SOURCE TEXT ▸
++++

There's always a cost/friction between internal democratic competition and external adversarial competition. This is why the US didn't (and doesn't) have direct voting on war declaration - hell, a handful of recent presidents decided that even Congress is too slow for them. You could argue that the lack of a referendum before declaring war is an "anti-democracy talking point"


This is a loaded explanation. Yes, war does require quick response, which is hard to achieve in a decentralized state. The small nuance is that war or similar events are comprising a tiny fraction of what a government does (not by impact, but by total amount of things to do). And guess what, direct voting is just fine and fast enough for such thinks as any and all taxes, industry wide restrictions or permissions, economic focus, foreign policy, immigration, healthcare, education, social security and so on.

> And guess what, direct voting is just fine and fast enough for such thinks as ... economic focus, foreign policy, immigration, ...

How would 2 countries wirh direct voting negotiate a trade treaty that requires give and take? Have a referendum on each proposed clause modification? How long would that take? Even though you dislike it, representative democracy is a necessary optimization, which is why every surviving polity uses it to a degree. Even coops like Mondragon appoints officers for say to say operations.

++++

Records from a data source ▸

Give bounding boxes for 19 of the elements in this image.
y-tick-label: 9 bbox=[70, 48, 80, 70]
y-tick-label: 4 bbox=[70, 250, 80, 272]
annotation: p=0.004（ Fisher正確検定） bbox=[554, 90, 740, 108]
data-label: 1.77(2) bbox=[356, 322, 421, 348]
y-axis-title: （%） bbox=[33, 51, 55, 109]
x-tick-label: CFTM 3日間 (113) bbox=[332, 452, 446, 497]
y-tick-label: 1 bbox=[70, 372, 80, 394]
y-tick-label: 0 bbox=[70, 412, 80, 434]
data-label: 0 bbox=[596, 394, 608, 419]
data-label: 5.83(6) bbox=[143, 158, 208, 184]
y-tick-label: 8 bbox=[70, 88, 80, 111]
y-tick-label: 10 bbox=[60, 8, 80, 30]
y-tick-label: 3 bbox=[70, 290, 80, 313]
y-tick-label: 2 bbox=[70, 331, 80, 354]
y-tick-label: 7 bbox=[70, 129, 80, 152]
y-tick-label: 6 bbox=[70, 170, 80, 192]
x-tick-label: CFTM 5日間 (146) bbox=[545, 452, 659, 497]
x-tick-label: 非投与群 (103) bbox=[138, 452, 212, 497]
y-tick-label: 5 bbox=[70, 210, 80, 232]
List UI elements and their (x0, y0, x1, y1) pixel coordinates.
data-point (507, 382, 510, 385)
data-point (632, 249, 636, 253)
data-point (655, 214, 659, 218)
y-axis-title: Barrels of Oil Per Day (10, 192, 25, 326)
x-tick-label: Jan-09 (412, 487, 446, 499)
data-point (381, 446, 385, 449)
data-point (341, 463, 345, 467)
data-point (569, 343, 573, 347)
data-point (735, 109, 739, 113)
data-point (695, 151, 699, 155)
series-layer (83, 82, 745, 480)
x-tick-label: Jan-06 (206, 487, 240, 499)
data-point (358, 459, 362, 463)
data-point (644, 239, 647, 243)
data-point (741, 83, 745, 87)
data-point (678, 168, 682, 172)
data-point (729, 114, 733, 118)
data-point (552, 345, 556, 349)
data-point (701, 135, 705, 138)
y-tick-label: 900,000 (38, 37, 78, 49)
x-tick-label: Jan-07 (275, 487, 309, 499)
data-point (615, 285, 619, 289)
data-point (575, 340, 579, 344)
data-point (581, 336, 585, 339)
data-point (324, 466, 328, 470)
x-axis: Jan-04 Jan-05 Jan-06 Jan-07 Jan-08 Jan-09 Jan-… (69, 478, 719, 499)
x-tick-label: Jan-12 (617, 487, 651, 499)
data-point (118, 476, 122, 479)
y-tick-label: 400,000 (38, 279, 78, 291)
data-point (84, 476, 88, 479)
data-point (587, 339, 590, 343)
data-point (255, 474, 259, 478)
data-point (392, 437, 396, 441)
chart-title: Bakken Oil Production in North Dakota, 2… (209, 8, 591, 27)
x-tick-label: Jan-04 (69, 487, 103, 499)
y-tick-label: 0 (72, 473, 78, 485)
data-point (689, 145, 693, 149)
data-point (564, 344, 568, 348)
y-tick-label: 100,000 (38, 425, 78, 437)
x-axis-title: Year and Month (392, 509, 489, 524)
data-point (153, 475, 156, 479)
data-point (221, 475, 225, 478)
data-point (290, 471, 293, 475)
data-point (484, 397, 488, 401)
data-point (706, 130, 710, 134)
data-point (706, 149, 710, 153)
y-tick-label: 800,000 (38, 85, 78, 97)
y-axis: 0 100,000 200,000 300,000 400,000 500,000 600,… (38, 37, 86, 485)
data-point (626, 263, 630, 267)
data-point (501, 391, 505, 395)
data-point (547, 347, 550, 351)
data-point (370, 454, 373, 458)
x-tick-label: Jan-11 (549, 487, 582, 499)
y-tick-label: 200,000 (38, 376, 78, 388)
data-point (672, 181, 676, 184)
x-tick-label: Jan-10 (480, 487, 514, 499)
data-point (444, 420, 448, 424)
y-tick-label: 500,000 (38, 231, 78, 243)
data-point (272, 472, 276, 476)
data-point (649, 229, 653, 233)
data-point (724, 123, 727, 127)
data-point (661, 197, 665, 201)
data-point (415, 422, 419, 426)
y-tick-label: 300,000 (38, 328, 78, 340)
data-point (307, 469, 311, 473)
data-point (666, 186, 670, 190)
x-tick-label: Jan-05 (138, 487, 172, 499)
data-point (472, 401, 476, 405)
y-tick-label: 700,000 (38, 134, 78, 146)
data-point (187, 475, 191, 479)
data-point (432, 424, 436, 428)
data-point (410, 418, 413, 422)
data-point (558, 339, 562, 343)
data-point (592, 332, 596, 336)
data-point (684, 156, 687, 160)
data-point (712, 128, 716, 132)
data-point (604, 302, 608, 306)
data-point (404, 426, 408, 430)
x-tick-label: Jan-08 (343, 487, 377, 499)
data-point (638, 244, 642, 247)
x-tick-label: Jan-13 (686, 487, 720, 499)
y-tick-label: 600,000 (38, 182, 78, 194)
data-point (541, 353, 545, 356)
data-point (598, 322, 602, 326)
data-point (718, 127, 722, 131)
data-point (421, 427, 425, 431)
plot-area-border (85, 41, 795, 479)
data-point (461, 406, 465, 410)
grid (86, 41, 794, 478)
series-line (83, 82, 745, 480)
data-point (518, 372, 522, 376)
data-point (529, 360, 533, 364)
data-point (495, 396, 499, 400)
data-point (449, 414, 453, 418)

++++

EXERCISE DIRECTIONS ▸
Please retype the direct voting discussion word for word, from start to finish, with no changes.

CORRECT RESULT ▸
There's always a cost/friction between internal democratic competition and external adversarial competition. This is why the US didn't (and doesn't) have direct voting on war declaration - hell, a handful of recent presidents decided that even Congress is too slow for them. You could argue that the lack of a referendum before declaring war is an "anti-democracy talking point"


This is a loaded explanation. Yes, war does require quick response, which is hard to achieve in a decentralized state. The small nuance is that war or similar events are comprising a tiny fraction of what a government does (not by impact, but by total amount of things to do). And guess what, direct voting is just fine and fast enough for such thinks as any and all taxes, industry wide restrictions or permissions, economic focus, foreign policy, immigration, healthcare, education, social security and so on.

> And guess what, direct voting is just fine and fast enough for such thinks as ... economic focus, foreign policy, immigration, ...

How would 2 countries wirh direct voting negotiate a trade treaty that requires give and take? Have a referendum on each proposed clause modification? How long would that take? Even though you dislike it, representative democracy is a necessary optimization, which is why every surviving polity uses it to a degree. Even coops like Mondragon appoints officers for say to say operations.